### Records to process ###
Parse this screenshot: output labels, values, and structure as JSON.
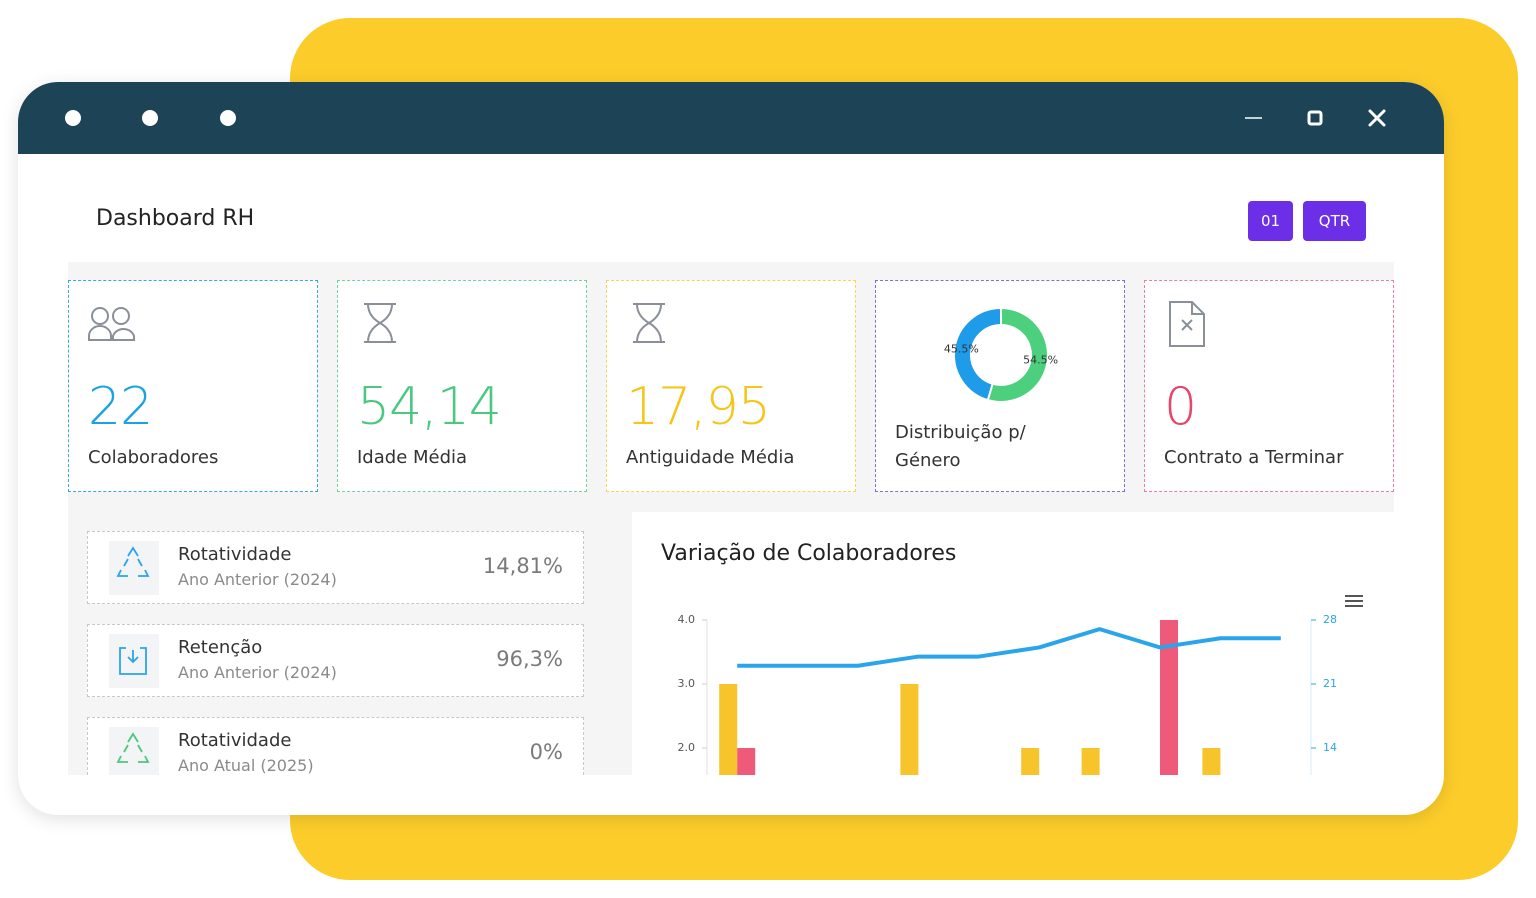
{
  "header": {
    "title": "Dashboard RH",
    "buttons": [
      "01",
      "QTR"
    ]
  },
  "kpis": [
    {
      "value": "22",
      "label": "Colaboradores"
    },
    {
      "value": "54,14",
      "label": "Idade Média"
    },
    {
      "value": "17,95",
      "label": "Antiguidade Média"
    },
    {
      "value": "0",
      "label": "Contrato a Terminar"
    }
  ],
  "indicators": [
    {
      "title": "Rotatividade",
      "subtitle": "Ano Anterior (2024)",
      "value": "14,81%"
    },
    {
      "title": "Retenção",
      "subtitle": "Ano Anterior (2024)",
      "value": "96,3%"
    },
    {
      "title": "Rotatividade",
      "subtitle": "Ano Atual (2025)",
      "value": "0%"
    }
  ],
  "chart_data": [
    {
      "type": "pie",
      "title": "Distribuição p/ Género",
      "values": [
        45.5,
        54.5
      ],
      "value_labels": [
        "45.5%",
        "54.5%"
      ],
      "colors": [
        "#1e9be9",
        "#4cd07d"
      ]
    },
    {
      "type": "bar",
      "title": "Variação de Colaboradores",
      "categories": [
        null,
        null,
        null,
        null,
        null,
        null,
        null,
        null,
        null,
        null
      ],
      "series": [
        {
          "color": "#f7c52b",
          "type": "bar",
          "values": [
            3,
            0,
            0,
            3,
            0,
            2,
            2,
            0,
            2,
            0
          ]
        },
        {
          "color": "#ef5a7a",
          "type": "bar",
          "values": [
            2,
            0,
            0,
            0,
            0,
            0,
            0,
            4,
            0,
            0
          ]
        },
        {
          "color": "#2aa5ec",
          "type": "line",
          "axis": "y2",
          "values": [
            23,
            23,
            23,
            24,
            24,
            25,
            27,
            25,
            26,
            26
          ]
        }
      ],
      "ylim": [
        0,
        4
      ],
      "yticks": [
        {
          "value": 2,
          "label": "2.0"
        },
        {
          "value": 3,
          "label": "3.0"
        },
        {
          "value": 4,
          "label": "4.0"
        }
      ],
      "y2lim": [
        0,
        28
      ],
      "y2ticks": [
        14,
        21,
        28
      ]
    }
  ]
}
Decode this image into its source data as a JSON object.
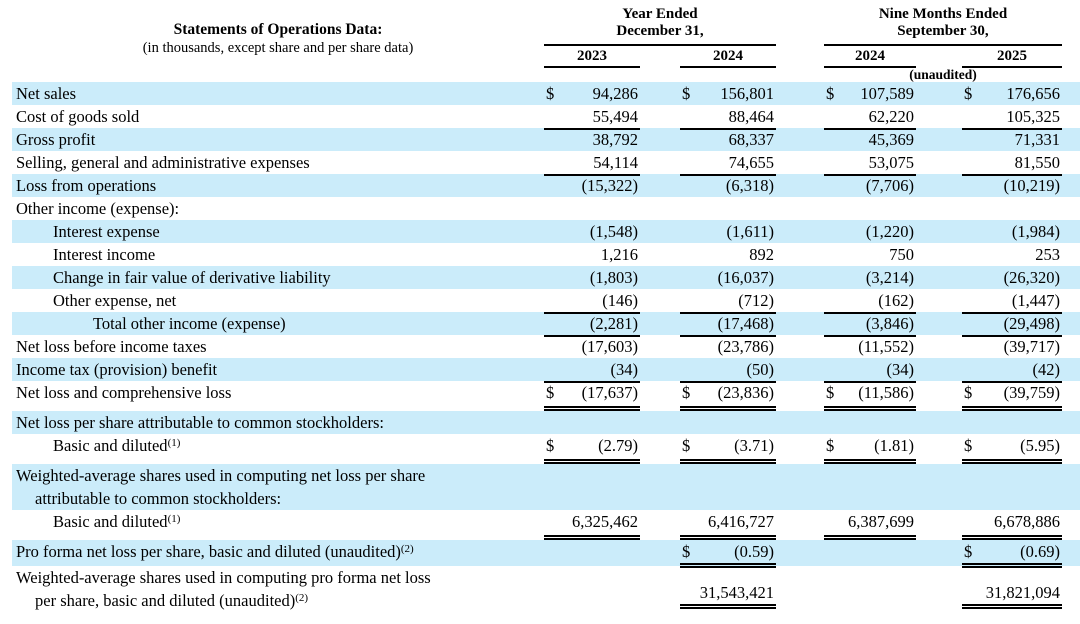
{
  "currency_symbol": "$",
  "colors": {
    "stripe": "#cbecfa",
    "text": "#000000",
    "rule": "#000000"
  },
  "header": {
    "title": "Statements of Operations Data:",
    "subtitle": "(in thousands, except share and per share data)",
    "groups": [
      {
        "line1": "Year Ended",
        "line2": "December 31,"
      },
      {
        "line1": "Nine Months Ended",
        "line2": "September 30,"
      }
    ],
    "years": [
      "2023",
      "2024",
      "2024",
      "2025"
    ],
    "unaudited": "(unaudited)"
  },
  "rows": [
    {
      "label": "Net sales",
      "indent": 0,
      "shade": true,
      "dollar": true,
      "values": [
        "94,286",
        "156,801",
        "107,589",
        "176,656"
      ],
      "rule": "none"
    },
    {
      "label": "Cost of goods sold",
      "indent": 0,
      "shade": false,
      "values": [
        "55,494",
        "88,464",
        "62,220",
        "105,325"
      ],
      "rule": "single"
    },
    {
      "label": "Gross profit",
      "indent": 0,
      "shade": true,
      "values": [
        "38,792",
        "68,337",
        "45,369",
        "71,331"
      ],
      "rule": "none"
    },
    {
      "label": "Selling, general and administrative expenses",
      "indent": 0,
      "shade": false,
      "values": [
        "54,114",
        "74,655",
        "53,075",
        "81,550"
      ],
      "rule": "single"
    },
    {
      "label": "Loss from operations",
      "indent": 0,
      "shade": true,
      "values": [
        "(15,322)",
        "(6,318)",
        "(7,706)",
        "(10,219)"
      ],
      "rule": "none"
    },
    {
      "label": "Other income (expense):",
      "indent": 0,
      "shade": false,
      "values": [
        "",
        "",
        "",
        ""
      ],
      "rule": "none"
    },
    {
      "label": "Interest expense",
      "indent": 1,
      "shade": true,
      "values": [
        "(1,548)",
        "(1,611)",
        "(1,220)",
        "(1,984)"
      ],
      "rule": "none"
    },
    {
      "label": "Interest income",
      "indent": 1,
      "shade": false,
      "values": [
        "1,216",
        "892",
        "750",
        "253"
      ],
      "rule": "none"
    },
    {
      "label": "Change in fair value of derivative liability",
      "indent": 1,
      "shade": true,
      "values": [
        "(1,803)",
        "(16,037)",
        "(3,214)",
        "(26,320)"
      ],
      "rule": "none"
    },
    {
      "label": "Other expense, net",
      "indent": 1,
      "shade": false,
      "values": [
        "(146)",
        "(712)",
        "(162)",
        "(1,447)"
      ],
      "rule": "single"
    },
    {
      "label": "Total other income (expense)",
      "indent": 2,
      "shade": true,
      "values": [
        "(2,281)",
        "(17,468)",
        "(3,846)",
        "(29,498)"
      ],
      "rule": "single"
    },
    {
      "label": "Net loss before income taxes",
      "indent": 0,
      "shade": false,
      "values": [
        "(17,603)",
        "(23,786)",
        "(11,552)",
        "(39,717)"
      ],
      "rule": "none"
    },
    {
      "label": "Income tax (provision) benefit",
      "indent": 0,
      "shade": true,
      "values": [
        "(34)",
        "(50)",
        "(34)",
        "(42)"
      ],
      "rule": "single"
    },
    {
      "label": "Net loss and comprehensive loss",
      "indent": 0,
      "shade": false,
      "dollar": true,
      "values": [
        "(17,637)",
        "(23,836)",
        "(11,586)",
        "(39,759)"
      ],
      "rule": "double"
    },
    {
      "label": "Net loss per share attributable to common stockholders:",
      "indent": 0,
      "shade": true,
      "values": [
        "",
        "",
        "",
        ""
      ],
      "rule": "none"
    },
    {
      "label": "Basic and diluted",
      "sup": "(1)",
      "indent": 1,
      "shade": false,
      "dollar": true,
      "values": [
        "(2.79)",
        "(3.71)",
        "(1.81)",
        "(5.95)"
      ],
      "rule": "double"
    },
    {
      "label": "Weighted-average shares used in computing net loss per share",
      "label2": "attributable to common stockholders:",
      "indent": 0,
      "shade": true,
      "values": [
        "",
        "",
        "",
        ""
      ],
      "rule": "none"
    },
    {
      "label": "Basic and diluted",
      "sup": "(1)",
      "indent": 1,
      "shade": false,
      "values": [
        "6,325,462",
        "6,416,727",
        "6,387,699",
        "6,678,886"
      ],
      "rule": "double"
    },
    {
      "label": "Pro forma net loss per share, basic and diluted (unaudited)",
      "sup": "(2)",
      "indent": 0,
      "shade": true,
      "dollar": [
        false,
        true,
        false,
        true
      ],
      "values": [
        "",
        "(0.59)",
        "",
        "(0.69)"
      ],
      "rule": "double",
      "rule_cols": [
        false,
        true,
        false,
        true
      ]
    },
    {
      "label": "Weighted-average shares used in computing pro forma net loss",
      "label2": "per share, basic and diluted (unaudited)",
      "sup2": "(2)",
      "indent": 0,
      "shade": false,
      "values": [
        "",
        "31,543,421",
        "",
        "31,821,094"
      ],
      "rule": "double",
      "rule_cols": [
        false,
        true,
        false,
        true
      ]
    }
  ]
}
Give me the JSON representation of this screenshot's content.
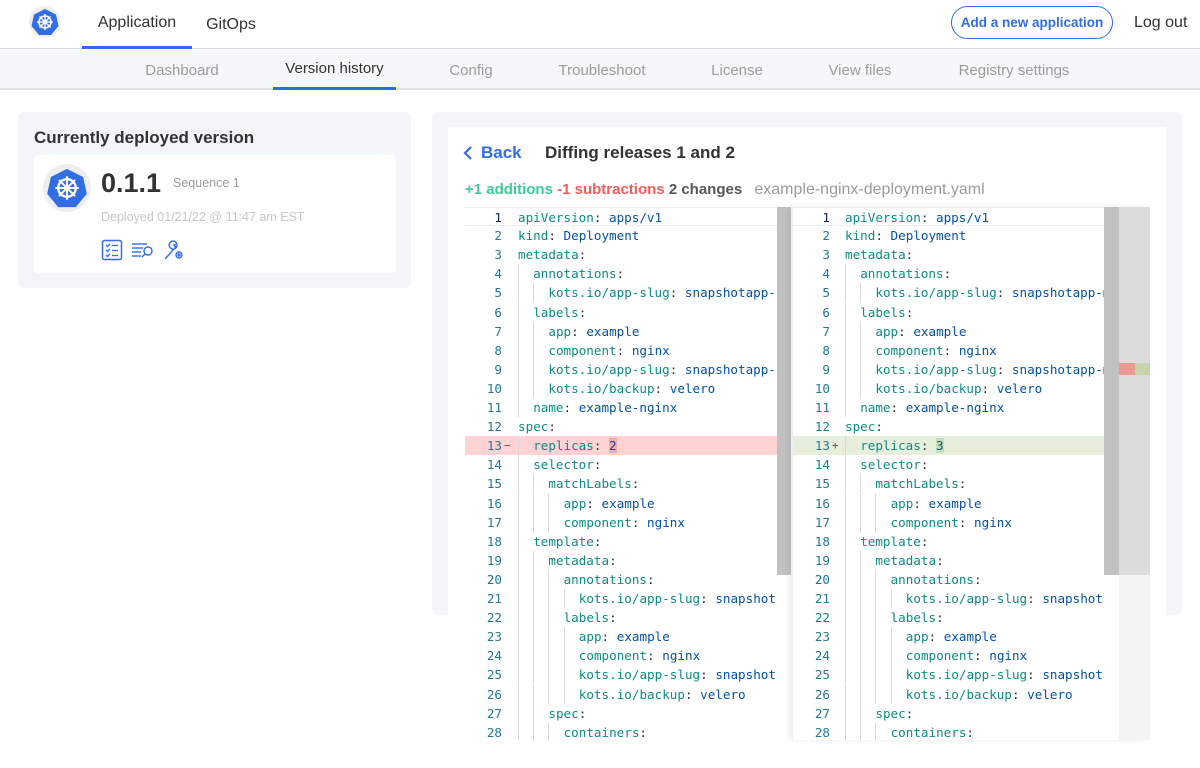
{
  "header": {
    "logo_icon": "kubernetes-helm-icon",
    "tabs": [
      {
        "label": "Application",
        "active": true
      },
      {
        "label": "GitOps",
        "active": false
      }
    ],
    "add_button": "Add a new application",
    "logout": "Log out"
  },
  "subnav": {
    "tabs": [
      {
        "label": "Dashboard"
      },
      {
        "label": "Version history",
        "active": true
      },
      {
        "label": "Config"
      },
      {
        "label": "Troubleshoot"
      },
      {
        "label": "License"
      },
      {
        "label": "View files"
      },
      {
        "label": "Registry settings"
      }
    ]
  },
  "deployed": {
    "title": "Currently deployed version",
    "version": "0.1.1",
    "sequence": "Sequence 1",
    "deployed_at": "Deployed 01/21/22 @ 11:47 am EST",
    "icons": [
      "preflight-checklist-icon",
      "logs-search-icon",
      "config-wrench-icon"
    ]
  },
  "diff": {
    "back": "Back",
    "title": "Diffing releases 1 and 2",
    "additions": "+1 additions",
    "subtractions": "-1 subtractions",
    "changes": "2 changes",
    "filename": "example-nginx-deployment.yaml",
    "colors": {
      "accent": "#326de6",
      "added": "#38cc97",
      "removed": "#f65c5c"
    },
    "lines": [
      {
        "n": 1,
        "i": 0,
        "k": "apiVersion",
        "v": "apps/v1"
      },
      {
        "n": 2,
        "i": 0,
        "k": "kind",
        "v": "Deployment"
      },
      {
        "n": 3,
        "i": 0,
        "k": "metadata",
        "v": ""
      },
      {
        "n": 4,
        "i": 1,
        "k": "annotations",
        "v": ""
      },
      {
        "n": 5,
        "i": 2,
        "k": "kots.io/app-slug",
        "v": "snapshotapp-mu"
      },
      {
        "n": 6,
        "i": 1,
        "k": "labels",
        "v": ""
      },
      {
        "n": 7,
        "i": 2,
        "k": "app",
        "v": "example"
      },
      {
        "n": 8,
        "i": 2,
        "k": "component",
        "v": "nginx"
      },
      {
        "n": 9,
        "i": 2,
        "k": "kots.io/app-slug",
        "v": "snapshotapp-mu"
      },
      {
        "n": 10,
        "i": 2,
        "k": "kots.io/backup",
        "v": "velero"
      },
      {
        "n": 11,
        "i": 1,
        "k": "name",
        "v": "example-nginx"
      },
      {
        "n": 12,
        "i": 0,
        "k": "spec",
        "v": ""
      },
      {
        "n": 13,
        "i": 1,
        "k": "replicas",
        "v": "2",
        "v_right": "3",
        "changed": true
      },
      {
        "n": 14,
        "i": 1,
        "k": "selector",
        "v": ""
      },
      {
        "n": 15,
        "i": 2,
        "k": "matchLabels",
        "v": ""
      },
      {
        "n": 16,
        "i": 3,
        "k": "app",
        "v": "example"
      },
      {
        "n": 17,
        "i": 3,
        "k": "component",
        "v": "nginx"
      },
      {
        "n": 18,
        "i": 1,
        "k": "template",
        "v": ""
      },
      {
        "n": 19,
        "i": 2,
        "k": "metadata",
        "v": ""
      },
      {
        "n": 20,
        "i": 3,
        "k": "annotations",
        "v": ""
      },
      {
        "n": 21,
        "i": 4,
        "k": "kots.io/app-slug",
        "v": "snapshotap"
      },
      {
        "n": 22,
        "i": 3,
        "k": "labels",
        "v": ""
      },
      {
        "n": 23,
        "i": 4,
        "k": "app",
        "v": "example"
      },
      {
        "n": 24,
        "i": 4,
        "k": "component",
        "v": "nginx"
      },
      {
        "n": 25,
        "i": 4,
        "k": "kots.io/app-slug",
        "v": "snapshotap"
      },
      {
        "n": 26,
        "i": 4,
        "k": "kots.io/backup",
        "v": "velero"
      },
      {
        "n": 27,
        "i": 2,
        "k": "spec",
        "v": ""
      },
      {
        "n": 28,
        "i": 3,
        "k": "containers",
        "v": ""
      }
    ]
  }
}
###
== What you should do ==
Show every line in the entries where the string "stockholders" occurs.

== Task result ==
      "label": "Net loss per share attributable to common stockholders:",
      "label2": "attributable to common stockholders:",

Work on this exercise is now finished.